◆ RECORDS FOR THE TASK ◆
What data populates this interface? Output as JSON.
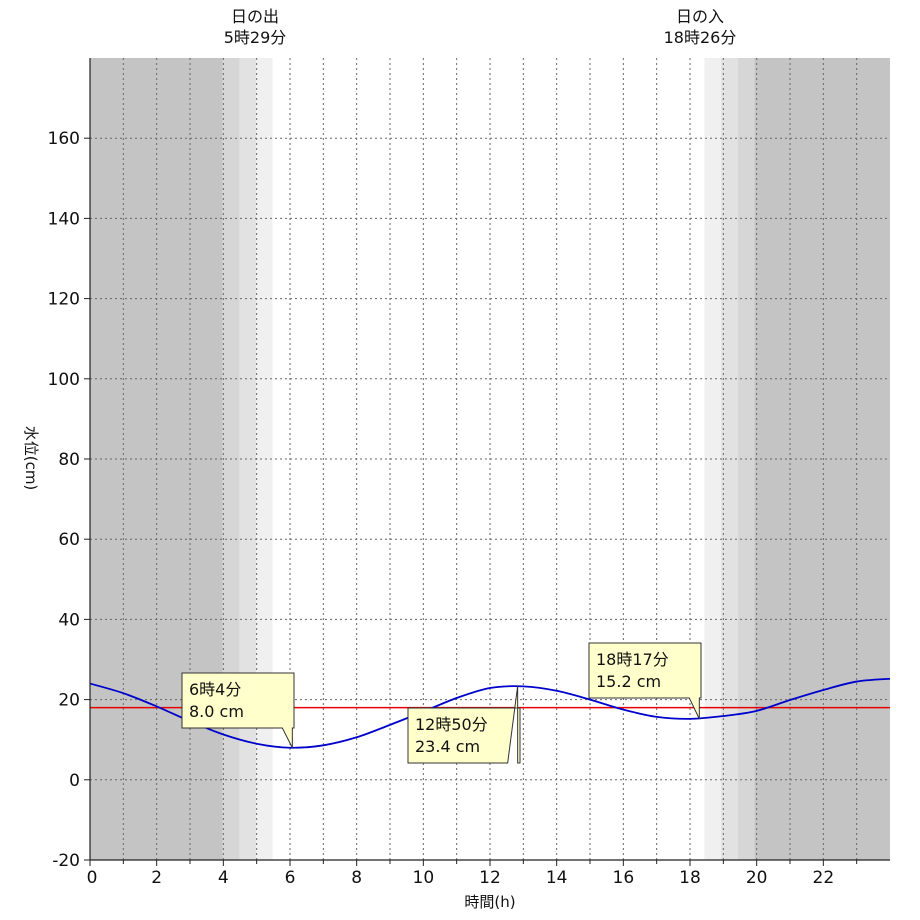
{
  "chart_data": {
    "type": "line",
    "xlabel": "時間(h)",
    "ylabel": "水位(cm)",
    "xlim": [
      0,
      24
    ],
    "ylim": [
      -20,
      180
    ],
    "xticks": [
      0,
      2,
      4,
      6,
      8,
      10,
      12,
      14,
      16,
      18,
      20,
      22
    ],
    "yticks": [
      -20,
      0,
      20,
      40,
      60,
      80,
      100,
      120,
      140,
      160
    ],
    "grid": true,
    "reference_line": {
      "y": 18,
      "color": "#e60000"
    },
    "series": [
      {
        "color": "#0000cc",
        "x": [
          0,
          1,
          2,
          3,
          4,
          5,
          6,
          7,
          8,
          9,
          10,
          11,
          12,
          13,
          14,
          15,
          16,
          17,
          18,
          19,
          20,
          21,
          22,
          23,
          24
        ],
        "y": [
          24.0,
          21.6,
          18.3,
          14.6,
          11.3,
          9.0,
          8.0,
          8.6,
          10.6,
          13.7,
          17.0,
          20.4,
          22.9,
          23.3,
          22.2,
          20.0,
          17.5,
          15.7,
          15.2,
          15.9,
          17.2,
          19.9,
          22.4,
          24.5,
          25.2
        ]
      }
    ],
    "sunrise": {
      "title": "日の出",
      "time": "5時29分",
      "hour": 5.483
    },
    "sunset": {
      "title": "日の入",
      "time": "18時26分",
      "hour": 18.433
    },
    "callouts": [
      {
        "time": "6時4分",
        "level": "8.0 cm",
        "x": 6.07,
        "y": 8.0
      },
      {
        "time": "12時50分",
        "level": "23.4 cm",
        "x": 12.83,
        "y": 23.4
      },
      {
        "time": "18時17分",
        "level": "15.2 cm",
        "x": 18.28,
        "y": 15.2
      }
    ],
    "colors": {
      "night": "#c4c4c4",
      "twilight_1": "#d6d6d6",
      "twilight_2": "#e2e2e2",
      "twilight_3": "#f0f0f0",
      "day": "#ffffff",
      "callout_fill": "#ffffcc"
    }
  }
}
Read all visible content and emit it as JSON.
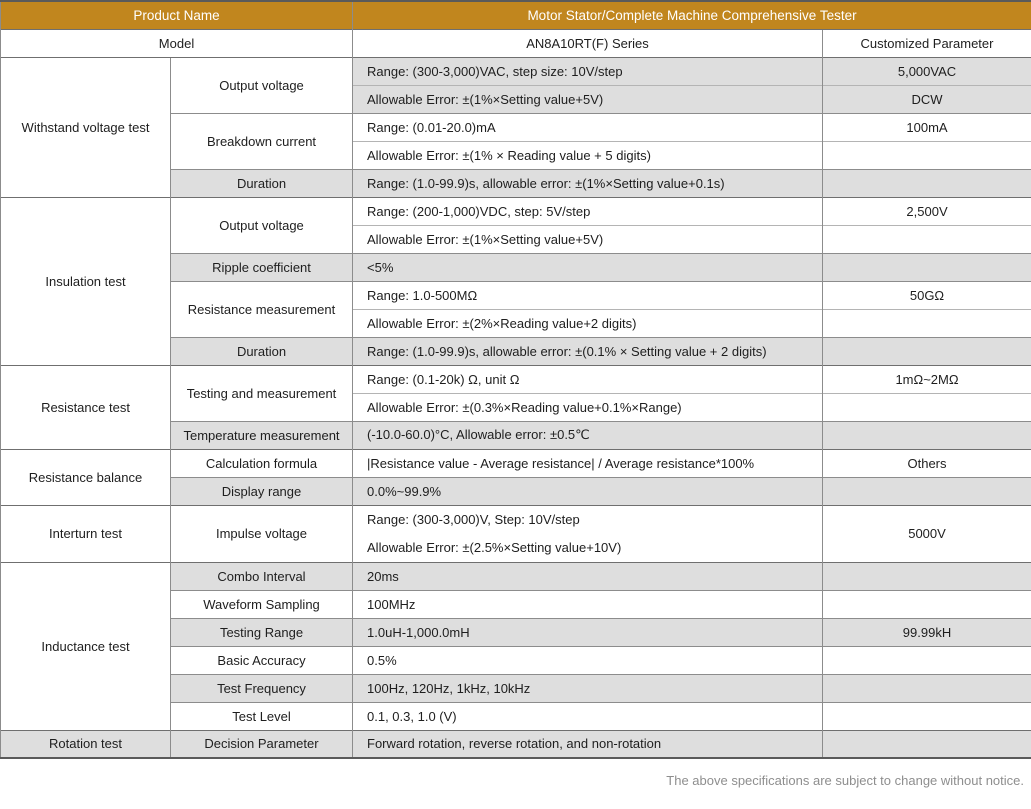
{
  "colors": {
    "header_bg": "#C1861E",
    "header_text": "#FFFFFF",
    "shaded_row_bg": "#DEDEDE",
    "grid_line": "#8C8C8C",
    "section_line": "#6F6F6F",
    "body_text": "#1E1E1E",
    "footer_text": "#8E8E8E"
  },
  "header": {
    "product_label": "Product Name",
    "product_value": "Motor Stator/Complete Machine Comprehensive Tester",
    "model_label": "Model",
    "model_value": "AN8A10RT(F) Series",
    "customized_label": "Customized Parameter"
  },
  "sections": [
    {
      "category": "Withstand voltage test",
      "groups": [
        {
          "label": "Output voltage",
          "rows": [
            {
              "spec": "Range: (300-3,000)VAC, step size: 10V/step",
              "custom": "5,000VAC"
            },
            {
              "spec": "Allowable Error: ±(1%×Setting value+5V)",
              "custom": "DCW"
            }
          ]
        },
        {
          "label": "Breakdown current",
          "rows": [
            {
              "spec": "Range: (0.01-20.0)mA",
              "custom": "100mA"
            },
            {
              "spec": "Allowable Error: ±(1% × Reading value + 5 digits)",
              "custom": ""
            }
          ]
        },
        {
          "label": "Duration",
          "rows": [
            {
              "spec": "Range: (1.0-99.9)s, allowable error: ±(1%×Setting value+0.1s)",
              "custom": ""
            }
          ]
        }
      ]
    },
    {
      "category": "Insulation test",
      "groups": [
        {
          "label": "Output voltage",
          "rows": [
            {
              "spec": "Range: (200-1,000)VDC, step: 5V/step",
              "custom": "2,500V"
            },
            {
              "spec": "Allowable Error: ±(1%×Setting value+5V)",
              "custom": ""
            }
          ]
        },
        {
          "label": "Ripple coefficient",
          "rows": [
            {
              "spec": "<5%",
              "custom": ""
            }
          ]
        },
        {
          "label": "Resistance measurement",
          "rows": [
            {
              "spec": "Range: 1.0-500MΩ",
              "custom": "50GΩ"
            },
            {
              "spec": "Allowable Error: ±(2%×Reading value+2 digits)",
              "custom": ""
            }
          ]
        },
        {
          "label": "Duration",
          "rows": [
            {
              "spec": "Range: (1.0-99.9)s, allowable error: ±(0.1% × Setting value + 2 digits)",
              "custom": ""
            }
          ]
        }
      ]
    },
    {
      "category": "Resistance test",
      "groups": [
        {
          "label": "Testing and measurement",
          "rows": [
            {
              "spec": "Range: (0.1-20k) Ω, unit Ω",
              "custom": "1mΩ~2MΩ"
            },
            {
              "spec": "Allowable Error: ±(0.3%×Reading value+0.1%×Range)",
              "custom": ""
            }
          ]
        },
        {
          "label": "Temperature measurement",
          "rows": [
            {
              "spec": "(-10.0-60.0)°C, Allowable error: ±0.5℃",
              "custom": ""
            }
          ]
        }
      ]
    },
    {
      "category": "Resistance balance",
      "groups": [
        {
          "label": "Calculation formula",
          "rows": [
            {
              "spec": "|Resistance value - Average resistance| / Average resistance*100%",
              "custom": "Others"
            }
          ]
        },
        {
          "label": "Display range",
          "rows": [
            {
              "spec": "0.0%~99.9%",
              "custom": ""
            }
          ]
        }
      ]
    },
    {
      "category": "Interturn test",
      "groups": [
        {
          "label": "Impulse voltage",
          "rows": [
            {
              "line1": "Range: (300-3,000)V, Step: 10V/step",
              "line2": "Allowable Error: ±(2.5%×Setting value+10V)",
              "custom": "5000V"
            }
          ]
        }
      ]
    },
    {
      "category": "Inductance test",
      "groups": [
        {
          "label": "Combo Interval",
          "rows": [
            {
              "spec": "20ms",
              "custom": ""
            }
          ]
        },
        {
          "label": "Waveform Sampling",
          "rows": [
            {
              "spec": "100MHz",
              "custom": ""
            }
          ]
        },
        {
          "label": "Testing Range",
          "rows": [
            {
              "spec": "1.0uH-1,000.0mH",
              "custom": "99.99kH"
            }
          ]
        },
        {
          "label": "Basic Accuracy",
          "rows": [
            {
              "spec": "0.5%",
              "custom": ""
            }
          ]
        },
        {
          "label": "Test Frequency",
          "rows": [
            {
              "spec": "100Hz, 120Hz, 1kHz, 10kHz",
              "custom": ""
            }
          ]
        },
        {
          "label": "Test Level",
          "rows": [
            {
              "spec": "0.1, 0.3, 1.0 (V)",
              "custom": ""
            }
          ]
        }
      ]
    },
    {
      "category": "Rotation test",
      "groups": [
        {
          "label": "Decision Parameter",
          "rows": [
            {
              "spec": "Forward rotation, reverse rotation, and non-rotation",
              "custom": ""
            }
          ]
        }
      ]
    }
  ],
  "footer": {
    "note": "The above specifications are subject to change without notice."
  }
}
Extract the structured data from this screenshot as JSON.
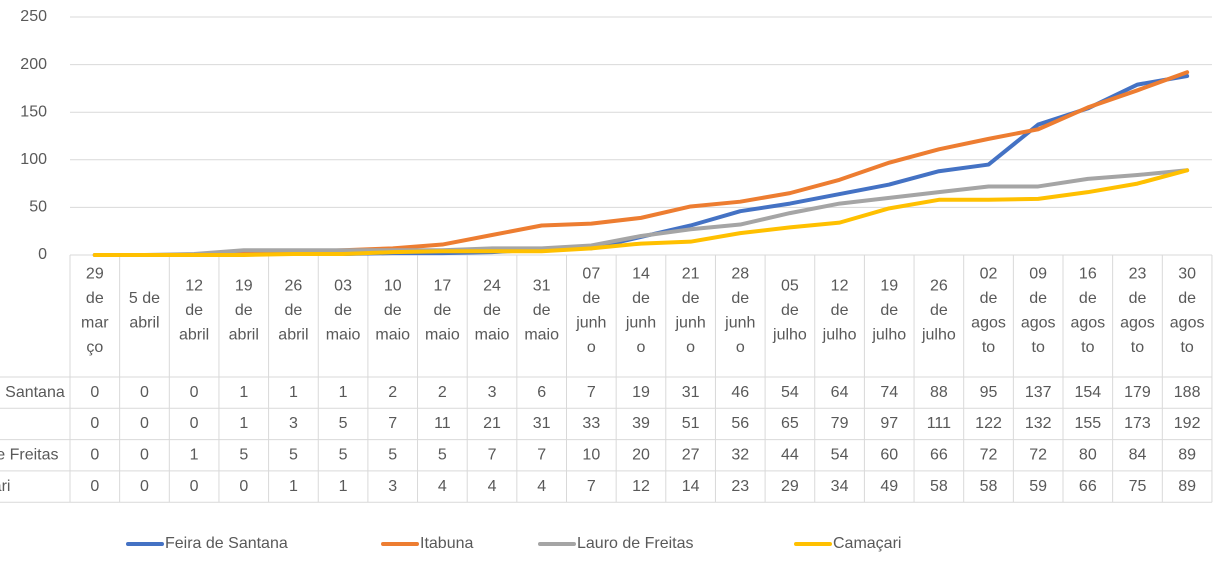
{
  "chart_data": {
    "type": "line",
    "categories": [
      "29 de março",
      "5 de abril",
      "12 de abril",
      "19 de abril",
      "26 de abril",
      "03 de maio",
      "10 de maio",
      "17 de maio",
      "24 de maio",
      "31 de maio",
      "07 de junho",
      "14 de junho",
      "21 de junho",
      "28 de junho",
      "05 de julho",
      "12 de julho",
      "19 de julho",
      "26 de julho",
      "02 de agosto",
      "09 de agosto",
      "16 de agosto",
      "23 de agosto",
      "30 de agosto"
    ],
    "series": [
      {
        "name": "Feira de Santana",
        "color": "#4472c4",
        "values": [
          0,
          0,
          0,
          1,
          1,
          1,
          2,
          2,
          3,
          6,
          7,
          19,
          31,
          46,
          54,
          64,
          74,
          88,
          95,
          137,
          154,
          179,
          188
        ]
      },
      {
        "name": "Itabuna",
        "color": "#ed7d31",
        "values": [
          0,
          0,
          0,
          1,
          3,
          5,
          7,
          11,
          21,
          31,
          33,
          39,
          51,
          56,
          65,
          79,
          97,
          111,
          122,
          132,
          155,
          173,
          192
        ]
      },
      {
        "name": "Lauro de Freitas",
        "color": "#a5a5a5",
        "values": [
          0,
          0,
          1,
          5,
          5,
          5,
          5,
          5,
          7,
          7,
          10,
          20,
          27,
          32,
          44,
          54,
          60,
          66,
          72,
          72,
          80,
          84,
          89
        ]
      },
      {
        "name": "Camaçari",
        "color": "#ffc000",
        "values": [
          0,
          0,
          0,
          0,
          1,
          1,
          3,
          4,
          4,
          4,
          7,
          12,
          14,
          23,
          29,
          34,
          49,
          58,
          58,
          59,
          66,
          75,
          89
        ]
      }
    ],
    "ylim": [
      0,
      250
    ],
    "yticks": [
      0,
      50,
      100,
      150,
      200,
      250
    ],
    "grid": true,
    "legend": "bottom",
    "data_table": true
  }
}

◆ INSTRUCTIONS FOR THE TASK ◆
Where a line above contains the word "julho", copy that line.

◆ PROBLEM SOLUTION ◆
      "05 de julho",
      "12 de julho",
      "19 de julho",
      "26 de julho",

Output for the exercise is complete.